▶ _AIM OF THE EXERCISE_:
Reproduce the records below in full and exactly, without their images.
★ ★ ★ ★
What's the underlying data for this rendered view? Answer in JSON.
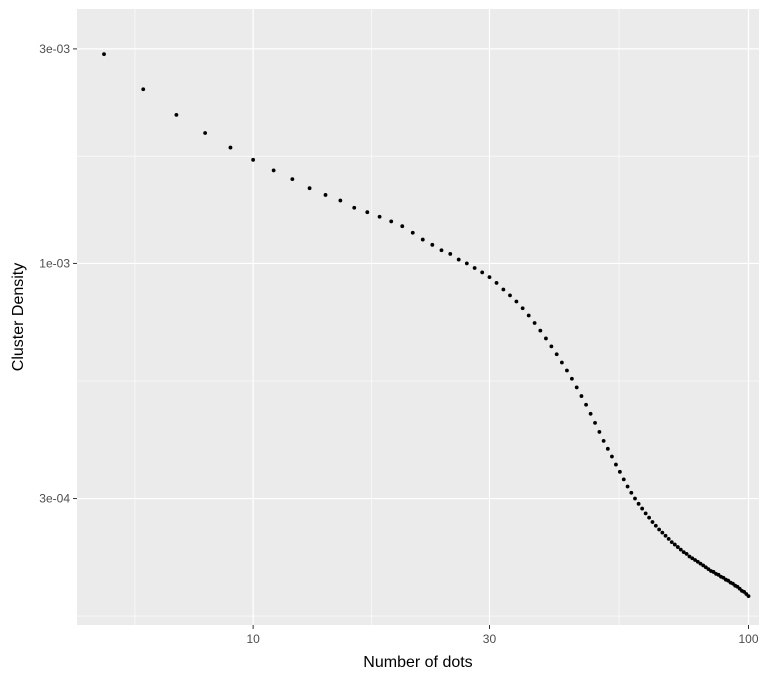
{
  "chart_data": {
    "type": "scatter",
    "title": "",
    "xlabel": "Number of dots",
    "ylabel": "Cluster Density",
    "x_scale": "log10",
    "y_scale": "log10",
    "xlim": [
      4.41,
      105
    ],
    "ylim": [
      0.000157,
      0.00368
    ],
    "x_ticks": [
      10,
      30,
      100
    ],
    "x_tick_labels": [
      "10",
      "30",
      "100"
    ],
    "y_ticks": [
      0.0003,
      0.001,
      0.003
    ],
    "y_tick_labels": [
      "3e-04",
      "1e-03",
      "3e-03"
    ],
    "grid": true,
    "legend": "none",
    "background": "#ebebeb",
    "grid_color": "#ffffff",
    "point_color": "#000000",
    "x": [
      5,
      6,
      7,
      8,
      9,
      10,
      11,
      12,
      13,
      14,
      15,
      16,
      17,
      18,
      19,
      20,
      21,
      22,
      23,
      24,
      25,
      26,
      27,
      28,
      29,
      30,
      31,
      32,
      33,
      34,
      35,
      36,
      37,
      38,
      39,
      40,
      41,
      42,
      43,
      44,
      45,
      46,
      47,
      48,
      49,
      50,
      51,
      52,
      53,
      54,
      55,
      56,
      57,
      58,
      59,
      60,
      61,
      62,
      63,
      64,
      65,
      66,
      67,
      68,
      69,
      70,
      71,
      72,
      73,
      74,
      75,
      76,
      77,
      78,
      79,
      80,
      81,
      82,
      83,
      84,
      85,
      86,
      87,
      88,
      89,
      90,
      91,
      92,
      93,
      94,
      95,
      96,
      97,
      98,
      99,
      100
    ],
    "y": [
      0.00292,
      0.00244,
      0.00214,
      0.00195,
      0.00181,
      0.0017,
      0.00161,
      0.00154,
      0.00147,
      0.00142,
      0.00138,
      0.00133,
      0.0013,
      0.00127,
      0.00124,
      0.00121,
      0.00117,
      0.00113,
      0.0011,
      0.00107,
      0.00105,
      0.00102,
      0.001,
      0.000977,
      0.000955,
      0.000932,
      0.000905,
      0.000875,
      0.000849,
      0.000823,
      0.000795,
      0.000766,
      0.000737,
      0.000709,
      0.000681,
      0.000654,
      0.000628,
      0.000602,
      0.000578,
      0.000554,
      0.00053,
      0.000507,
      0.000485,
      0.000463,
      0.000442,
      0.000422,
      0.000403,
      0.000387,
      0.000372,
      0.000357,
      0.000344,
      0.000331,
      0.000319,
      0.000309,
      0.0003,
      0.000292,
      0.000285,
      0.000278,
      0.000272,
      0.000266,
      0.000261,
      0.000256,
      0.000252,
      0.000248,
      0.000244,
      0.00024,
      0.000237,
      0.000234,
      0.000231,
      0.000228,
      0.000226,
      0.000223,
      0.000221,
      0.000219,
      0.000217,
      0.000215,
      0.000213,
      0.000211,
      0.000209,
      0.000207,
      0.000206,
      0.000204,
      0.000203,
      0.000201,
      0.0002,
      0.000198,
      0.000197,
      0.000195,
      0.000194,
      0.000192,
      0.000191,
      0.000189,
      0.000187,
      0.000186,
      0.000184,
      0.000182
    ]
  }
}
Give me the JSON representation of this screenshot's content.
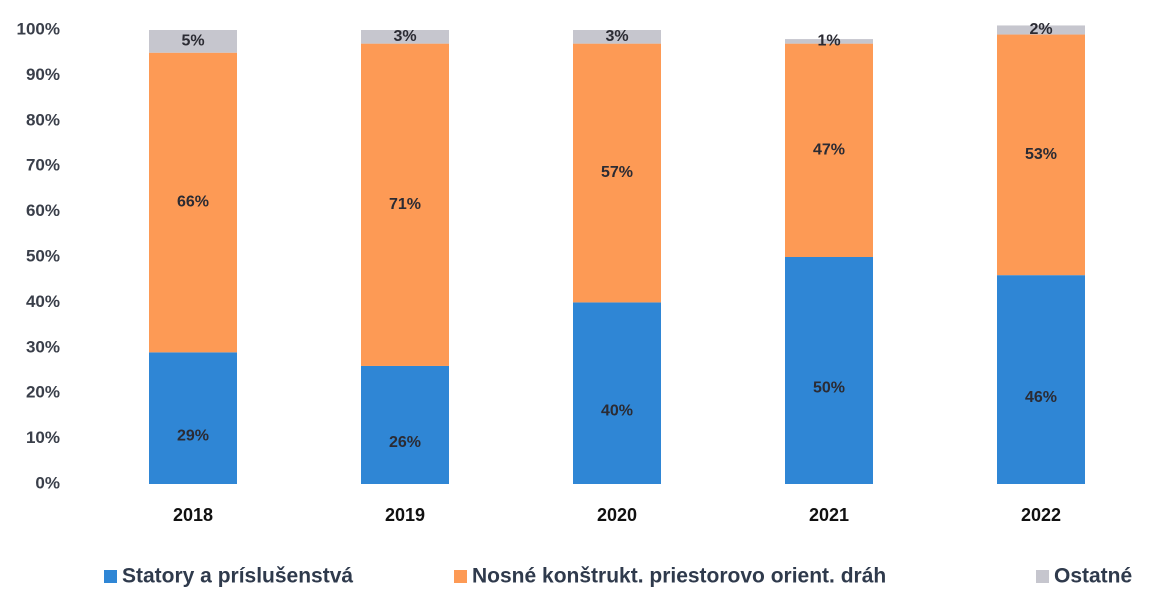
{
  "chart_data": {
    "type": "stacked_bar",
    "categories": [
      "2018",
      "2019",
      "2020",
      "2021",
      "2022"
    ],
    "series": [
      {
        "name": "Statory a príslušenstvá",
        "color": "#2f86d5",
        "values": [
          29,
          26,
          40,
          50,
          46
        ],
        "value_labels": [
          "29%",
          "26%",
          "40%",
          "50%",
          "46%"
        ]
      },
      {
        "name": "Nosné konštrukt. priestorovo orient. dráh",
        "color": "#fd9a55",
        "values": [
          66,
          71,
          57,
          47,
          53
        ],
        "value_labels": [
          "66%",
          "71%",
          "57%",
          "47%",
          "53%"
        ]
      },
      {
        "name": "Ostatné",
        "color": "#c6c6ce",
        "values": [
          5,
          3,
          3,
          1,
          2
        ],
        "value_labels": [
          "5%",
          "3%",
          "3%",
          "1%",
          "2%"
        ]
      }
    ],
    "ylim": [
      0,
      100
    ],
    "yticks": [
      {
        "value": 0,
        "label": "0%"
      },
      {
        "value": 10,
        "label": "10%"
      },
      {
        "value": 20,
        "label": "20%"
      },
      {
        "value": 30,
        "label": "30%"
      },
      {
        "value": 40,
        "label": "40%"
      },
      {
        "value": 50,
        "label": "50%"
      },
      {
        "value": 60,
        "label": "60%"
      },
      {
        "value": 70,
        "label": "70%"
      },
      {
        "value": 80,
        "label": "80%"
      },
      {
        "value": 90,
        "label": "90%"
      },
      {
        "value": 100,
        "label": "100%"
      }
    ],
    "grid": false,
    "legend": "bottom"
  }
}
★ ★ ★ ★
▶ _THE REPLY_:
What's the underlying data for this rendered view? Answer in JSON.
{
  "chart_data": {
    "type": "scatter",
    "title": "",
    "xlabel": "Number of dots",
    "ylabel": "Cluster Density",
    "x_scale": "log10",
    "y_scale": "log10",
    "xlim": [
      4.41,
      105
    ],
    "ylim": [
      0.000157,
      0.00368
    ],
    "x_ticks": [
      10,
      30,
      100
    ],
    "x_tick_labels": [
      "10",
      "30",
      "100"
    ],
    "y_ticks": [
      0.0003,
      0.001,
      0.003
    ],
    "y_tick_labels": [
      "3e-04",
      "1e-03",
      "3e-03"
    ],
    "grid": true,
    "legend": "none",
    "background": "#ebebeb",
    "grid_color": "#ffffff",
    "point_color": "#000000",
    "x": [
      5,
      6,
      7,
      8,
      9,
      10,
      11,
      12,
      13,
      14,
      15,
      16,
      17,
      18,
      19,
      20,
      21,
      22,
      23,
      24,
      25,
      26,
      27,
      28,
      29,
      30,
      31,
      32,
      33,
      34,
      35,
      36,
      37,
      38,
      39,
      40,
      41,
      42,
      43,
      44,
      45,
      46,
      47,
      48,
      49,
      50,
      51,
      52,
      53,
      54,
      55,
      56,
      57,
      58,
      59,
      60,
      61,
      62,
      63,
      64,
      65,
      66,
      67,
      68,
      69,
      70,
      71,
      72,
      73,
      74,
      75,
      76,
      77,
      78,
      79,
      80,
      81,
      82,
      83,
      84,
      85,
      86,
      87,
      88,
      89,
      90,
      91,
      92,
      93,
      94,
      95,
      96,
      97,
      98,
      99,
      100
    ],
    "y": [
      0.00292,
      0.00244,
      0.00214,
      0.00195,
      0.00181,
      0.0017,
      0.00161,
      0.00154,
      0.00147,
      0.00142,
      0.00138,
      0.00133,
      0.0013,
      0.00127,
      0.00124,
      0.00121,
      0.00117,
      0.00113,
      0.0011,
      0.00107,
      0.00105,
      0.00102,
      0.001,
      0.000977,
      0.000955,
      0.000932,
      0.000905,
      0.000875,
      0.000849,
      0.000823,
      0.000795,
      0.000766,
      0.000737,
      0.000709,
      0.000681,
      0.000654,
      0.000628,
      0.000602,
      0.000578,
      0.000554,
      0.00053,
      0.000507,
      0.000485,
      0.000463,
      0.000442,
      0.000422,
      0.000403,
      0.000387,
      0.000372,
      0.000357,
      0.000344,
      0.000331,
      0.000319,
      0.000309,
      0.0003,
      0.000292,
      0.000285,
      0.000278,
      0.000272,
      0.000266,
      0.000261,
      0.000256,
      0.000252,
      0.000248,
      0.000244,
      0.00024,
      0.000237,
      0.000234,
      0.000231,
      0.000228,
      0.000226,
      0.000223,
      0.000221,
      0.000219,
      0.000217,
      0.000215,
      0.000213,
      0.000211,
      0.000209,
      0.000207,
      0.000206,
      0.000204,
      0.000203,
      0.000201,
      0.0002,
      0.000198,
      0.000197,
      0.000195,
      0.000194,
      0.000192,
      0.000191,
      0.000189,
      0.000187,
      0.000186,
      0.000184,
      0.000182
    ]
  }
}
Give me the JSON representation of this screenshot's content.
{
  "chart_data": {
    "type": "stacked_bar",
    "categories": [
      "2018",
      "2019",
      "2020",
      "2021",
      "2022"
    ],
    "series": [
      {
        "name": "Statory a príslušenstvá",
        "color": "#2f86d5",
        "values": [
          29,
          26,
          40,
          50,
          46
        ],
        "value_labels": [
          "29%",
          "26%",
          "40%",
          "50%",
          "46%"
        ]
      },
      {
        "name": "Nosné konštrukt. priestorovo orient. dráh",
        "color": "#fd9a55",
        "values": [
          66,
          71,
          57,
          47,
          53
        ],
        "value_labels": [
          "66%",
          "71%",
          "57%",
          "47%",
          "53%"
        ]
      },
      {
        "name": "Ostatné",
        "color": "#c6c6ce",
        "values": [
          5,
          3,
          3,
          1,
          2
        ],
        "value_labels": [
          "5%",
          "3%",
          "3%",
          "1%",
          "2%"
        ]
      }
    ],
    "ylim": [
      0,
      100
    ],
    "yticks": [
      {
        "value": 0,
        "label": "0%"
      },
      {
        "value": 10,
        "label": "10%"
      },
      {
        "value": 20,
        "label": "20%"
      },
      {
        "value": 30,
        "label": "30%"
      },
      {
        "value": 40,
        "label": "40%"
      },
      {
        "value": 50,
        "label": "50%"
      },
      {
        "value": 60,
        "label": "60%"
      },
      {
        "value": 70,
        "label": "70%"
      },
      {
        "value": 80,
        "label": "80%"
      },
      {
        "value": 90,
        "label": "90%"
      },
      {
        "value": 100,
        "label": "100%"
      }
    ],
    "grid": false,
    "legend": "bottom"
  }
}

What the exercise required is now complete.